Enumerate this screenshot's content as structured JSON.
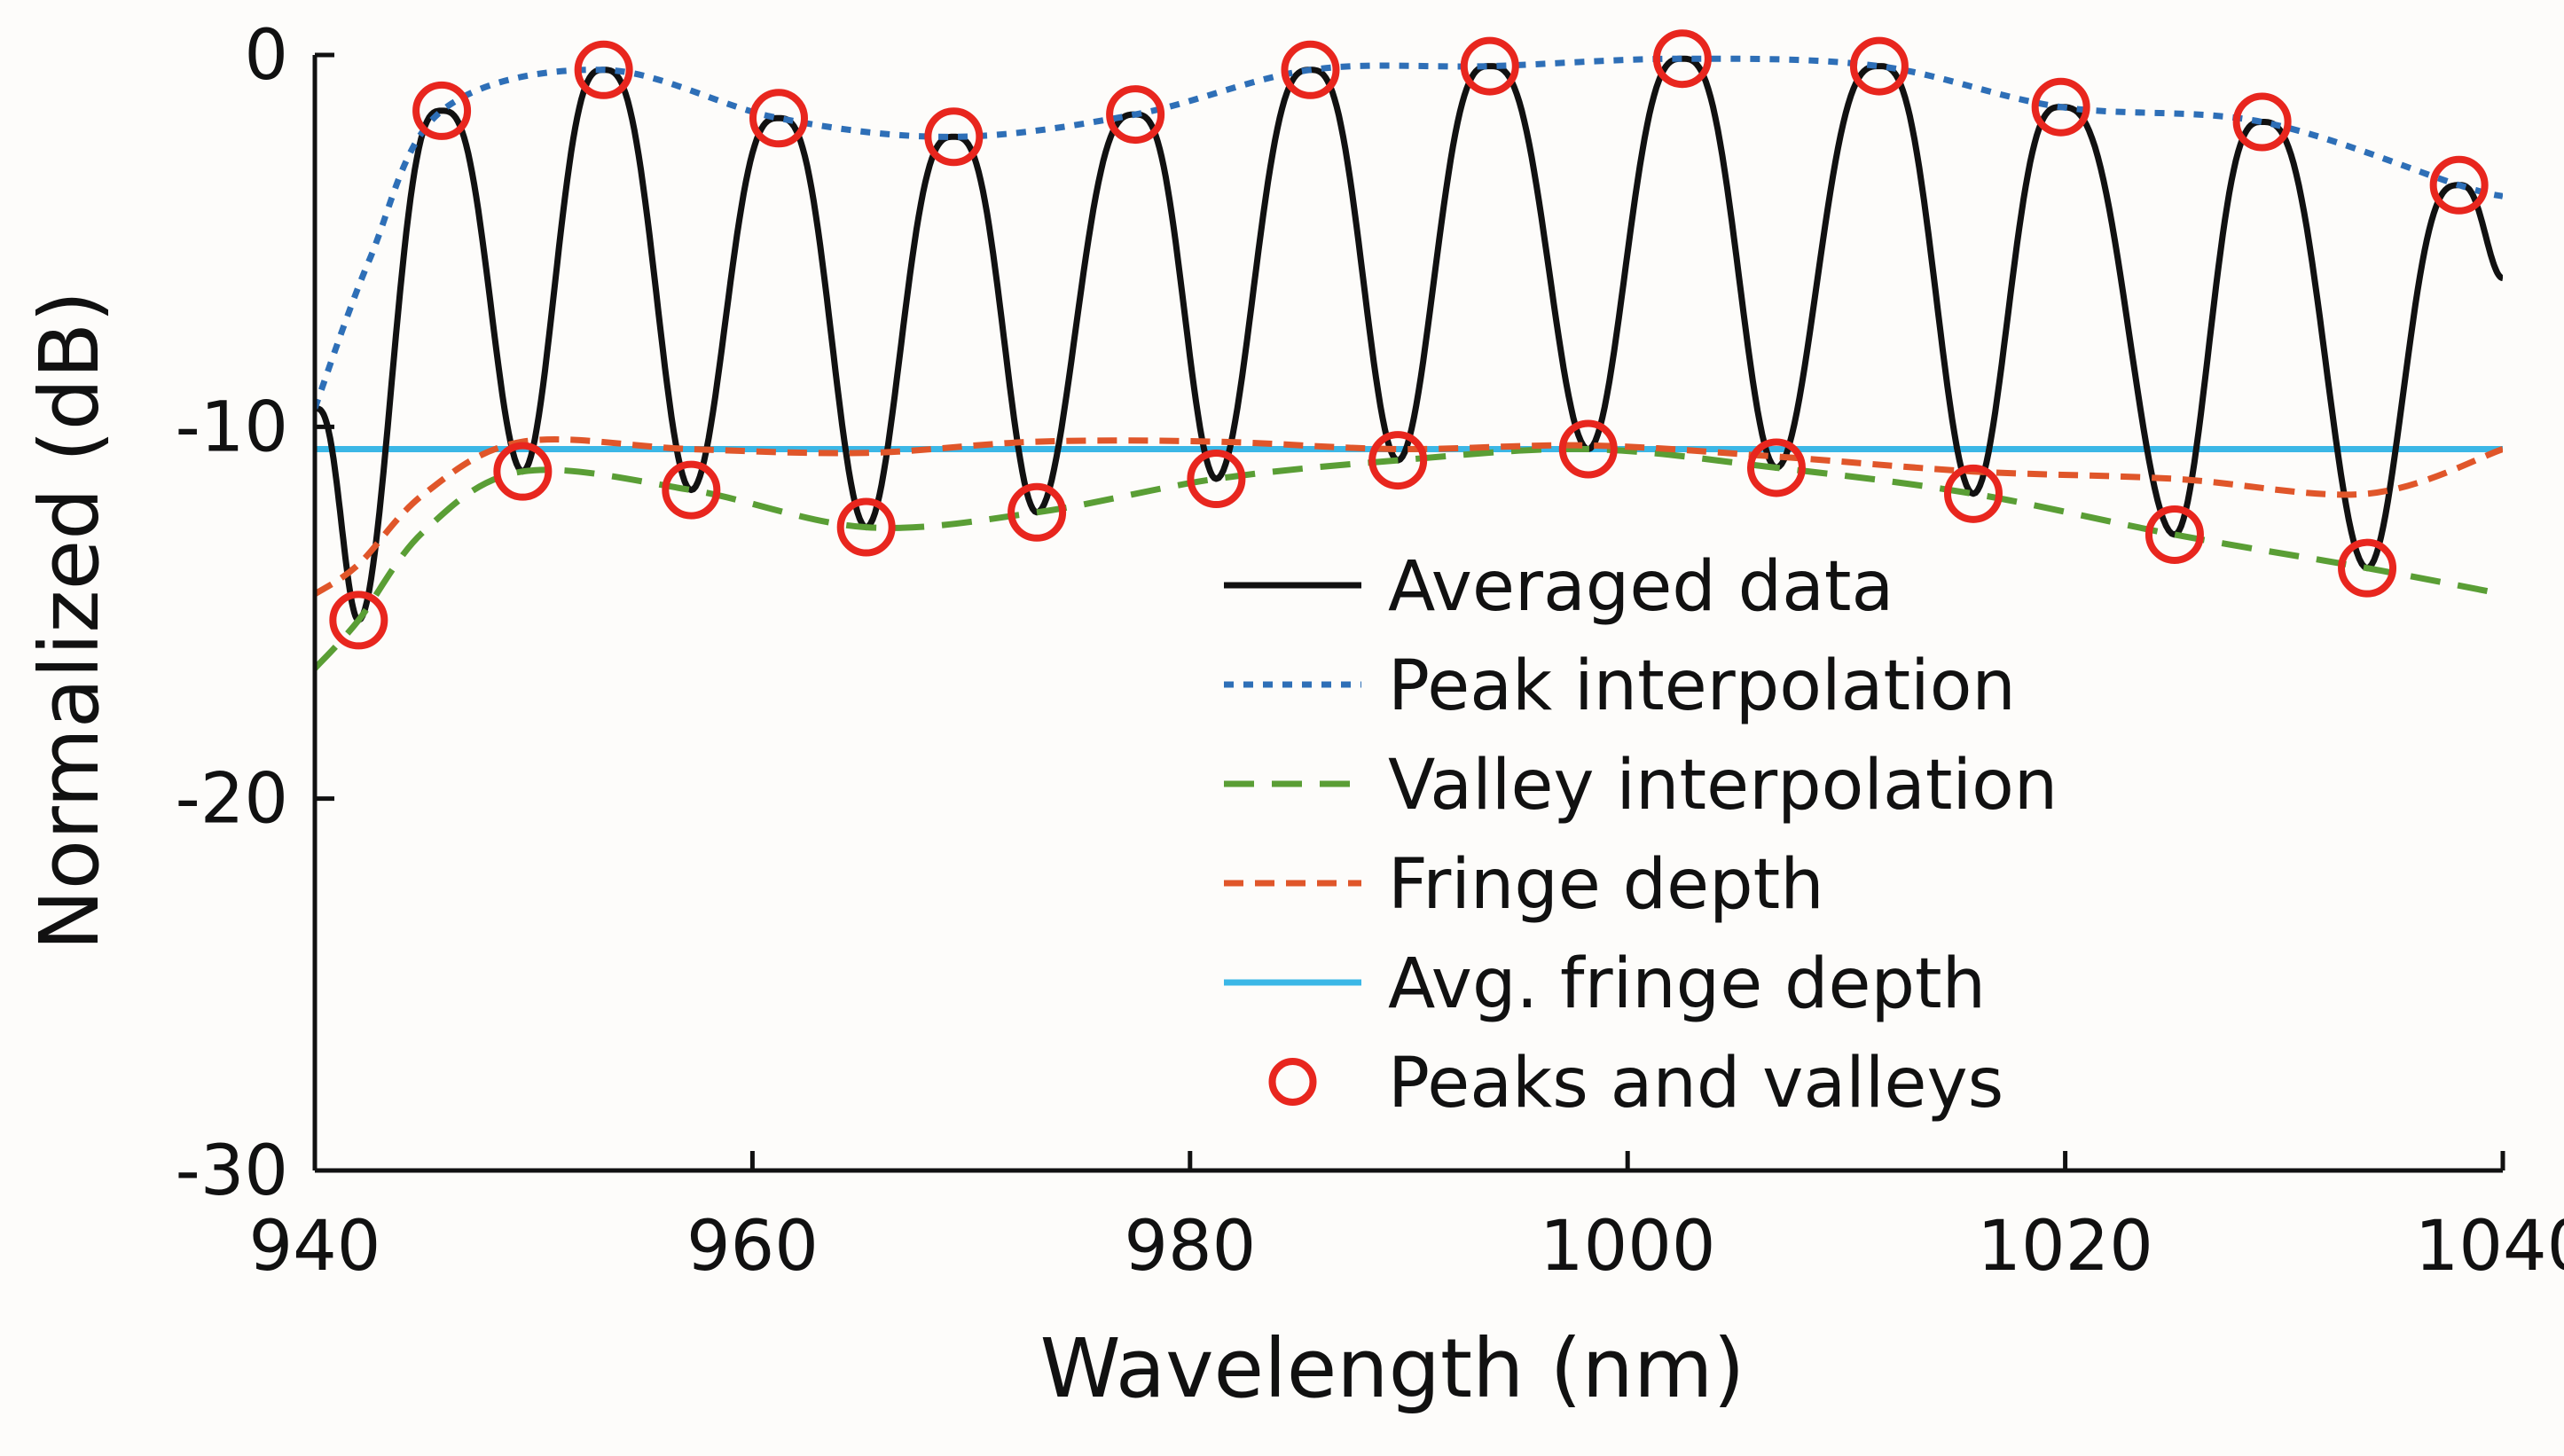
{
  "chart_data": {
    "type": "line",
    "title": "",
    "xlabel": "Wavelength (nm)",
    "ylabel": "Normalized (dB)",
    "xlim": [
      940,
      1040
    ],
    "ylim": [
      -30,
      0
    ],
    "xticks": [
      940,
      960,
      980,
      1000,
      1020,
      1040
    ],
    "xtick_labels": [
      "940",
      "960",
      "980",
      "1000",
      "1020",
      "1040"
    ],
    "yticks": [
      0,
      -10,
      -20,
      -30
    ],
    "ytick_labels": [
      "0",
      "-10",
      "-20",
      "-30"
    ],
    "grid": false,
    "legend_position": "lower-right",
    "colors": {
      "averaged": "#111111",
      "peak": "#2e6fb7",
      "valley": "#5a9e35",
      "fringe": "#e0562a",
      "avg_fringe": "#3bb7e6",
      "markers": "#e8261e"
    },
    "peaks": {
      "x": [
        945.8,
        953.2,
        961.2,
        969.2,
        977.5,
        985.5,
        993.7,
        1002.5,
        1011.5,
        1019.8,
        1029.0,
        1038.0
      ],
      "y": [
        -1.5,
        -0.4,
        -1.7,
        -2.2,
        -1.6,
        -0.4,
        -0.3,
        -0.1,
        -0.3,
        -1.4,
        -1.8,
        -3.5
      ]
    },
    "valleys": {
      "x": [
        942.0,
        949.5,
        957.2,
        965.2,
        973.0,
        981.2,
        989.5,
        998.2,
        1006.8,
        1015.8,
        1025.0,
        1033.8
      ],
      "y": [
        -15.2,
        -11.2,
        -11.7,
        -12.7,
        -12.3,
        -11.4,
        -10.9,
        -10.6,
        -11.1,
        -11.8,
        -12.9,
        -13.8
      ]
    },
    "series": [
      {
        "name": "Averaged data",
        "style": "solid",
        "note": "oscillating fringe pattern connecting the peaks and valleys listed above"
      },
      {
        "name": "Peak interpolation",
        "style": "dotted",
        "x": [
          940.0,
          942.5,
          945.8,
          953.2,
          961.2,
          969.2,
          977.5,
          985.5,
          993.7,
          1002.5,
          1011.5,
          1019.8,
          1029.0,
          1038.0,
          1040.0
        ],
        "values": [
          -9.5,
          -5.5,
          -1.5,
          -0.4,
          -1.7,
          -2.2,
          -1.6,
          -0.4,
          -0.3,
          -0.1,
          -0.3,
          -1.4,
          -1.8,
          -3.5,
          -3.8
        ]
      },
      {
        "name": "Valley interpolation",
        "style": "dashed",
        "x": [
          940.0,
          942.0,
          945.0,
          949.5,
          957.2,
          965.2,
          973.0,
          981.2,
          989.5,
          998.2,
          1006.8,
          1015.8,
          1025.0,
          1033.8,
          1040.0
        ],
        "values": [
          -16.5,
          -15.2,
          -12.8,
          -11.2,
          -11.7,
          -12.7,
          -12.3,
          -11.4,
          -10.9,
          -10.6,
          -11.1,
          -11.8,
          -12.9,
          -13.8,
          -14.5
        ]
      },
      {
        "name": "Fringe depth",
        "style": "dash",
        "x": [
          940.0,
          942.0,
          945.0,
          949.5,
          957.2,
          965.2,
          973.0,
          981.2,
          989.5,
          998.2,
          1006.8,
          1015.8,
          1025.0,
          1033.8,
          1040.0
        ],
        "values": [
          -14.5,
          -13.7,
          -11.8,
          -10.4,
          -10.6,
          -10.7,
          -10.4,
          -10.4,
          -10.6,
          -10.5,
          -10.8,
          -11.2,
          -11.4,
          -11.8,
          -10.6
        ]
      },
      {
        "name": "Avg. fringe depth",
        "style": "solid",
        "x": [
          940.0,
          1040.0
        ],
        "values": [
          -10.6,
          -10.6
        ]
      },
      {
        "name": "Peaks and valleys",
        "style": "marker-circle",
        "note": "circle markers at every peak and valley listed above"
      }
    ],
    "legend": [
      "Averaged data",
      "Peak interpolation",
      "Valley interpolation",
      "Fringe depth",
      "Avg. fringe depth",
      "Peaks and valleys"
    ]
  }
}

- - - - - - -

Repeat the records in full, exactly as they appear, without the pictures.

Enumerate this screenshot's content as structured JSON.
{
  "chart_data": {
    "type": "line",
    "title": "",
    "xlabel": "Wavelength (nm)",
    "ylabel": "Normalized (dB)",
    "xlim": [
      940,
      1040
    ],
    "ylim": [
      -30,
      0
    ],
    "xticks": [
      940,
      960,
      980,
      1000,
      1020,
      1040
    ],
    "xtick_labels": [
      "940",
      "960",
      "980",
      "1000",
      "1020",
      "1040"
    ],
    "yticks": [
      0,
      -10,
      -20,
      -30
    ],
    "ytick_labels": [
      "0",
      "-10",
      "-20",
      "-30"
    ],
    "grid": false,
    "legend_position": "lower-right",
    "colors": {
      "averaged": "#111111",
      "peak": "#2e6fb7",
      "valley": "#5a9e35",
      "fringe": "#e0562a",
      "avg_fringe": "#3bb7e6",
      "markers": "#e8261e"
    },
    "peaks": {
      "x": [
        945.8,
        953.2,
        961.2,
        969.2,
        977.5,
        985.5,
        993.7,
        1002.5,
        1011.5,
        1019.8,
        1029.0,
        1038.0
      ],
      "y": [
        -1.5,
        -0.4,
        -1.7,
        -2.2,
        -1.6,
        -0.4,
        -0.3,
        -0.1,
        -0.3,
        -1.4,
        -1.8,
        -3.5
      ]
    },
    "valleys": {
      "x": [
        942.0,
        949.5,
        957.2,
        965.2,
        973.0,
        981.2,
        989.5,
        998.2,
        1006.8,
        1015.8,
        1025.0,
        1033.8
      ],
      "y": [
        -15.2,
        -11.2,
        -11.7,
        -12.7,
        -12.3,
        -11.4,
        -10.9,
        -10.6,
        -11.1,
        -11.8,
        -12.9,
        -13.8
      ]
    },
    "series": [
      {
        "name": "Averaged data",
        "style": "solid",
        "note": "oscillating fringe pattern connecting the peaks and valleys listed above"
      },
      {
        "name": "Peak interpolation",
        "style": "dotted",
        "x": [
          940.0,
          942.5,
          945.8,
          953.2,
          961.2,
          969.2,
          977.5,
          985.5,
          993.7,
          1002.5,
          1011.5,
          1019.8,
          1029.0,
          1038.0,
          1040.0
        ],
        "values": [
          -9.5,
          -5.5,
          -1.5,
          -0.4,
          -1.7,
          -2.2,
          -1.6,
          -0.4,
          -0.3,
          -0.1,
          -0.3,
          -1.4,
          -1.8,
          -3.5,
          -3.8
        ]
      },
      {
        "name": "Valley interpolation",
        "style": "dashed",
        "x": [
          940.0,
          942.0,
          945.0,
          949.5,
          957.2,
          965.2,
          973.0,
          981.2,
          989.5,
          998.2,
          1006.8,
          1015.8,
          1025.0,
          1033.8,
          1040.0
        ],
        "values": [
          -16.5,
          -15.2,
          -12.8,
          -11.2,
          -11.7,
          -12.7,
          -12.3,
          -11.4,
          -10.9,
          -10.6,
          -11.1,
          -11.8,
          -12.9,
          -13.8,
          -14.5
        ]
      },
      {
        "name": "Fringe depth",
        "style": "dash",
        "x": [
          940.0,
          942.0,
          945.0,
          949.5,
          957.2,
          965.2,
          973.0,
          981.2,
          989.5,
          998.2,
          1006.8,
          1015.8,
          1025.0,
          1033.8,
          1040.0
        ],
        "values": [
          -14.5,
          -13.7,
          -11.8,
          -10.4,
          -10.6,
          -10.7,
          -10.4,
          -10.4,
          -10.6,
          -10.5,
          -10.8,
          -11.2,
          -11.4,
          -11.8,
          -10.6
        ]
      },
      {
        "name": "Avg. fringe depth",
        "style": "solid",
        "x": [
          940.0,
          1040.0
        ],
        "values": [
          -10.6,
          -10.6
        ]
      },
      {
        "name": "Peaks and valleys",
        "style": "marker-circle",
        "note": "circle markers at every peak and valley listed above"
      }
    ],
    "legend": [
      "Averaged data",
      "Peak interpolation",
      "Valley interpolation",
      "Fringe depth",
      "Avg. fringe depth",
      "Peaks and valleys"
    ]
  }
}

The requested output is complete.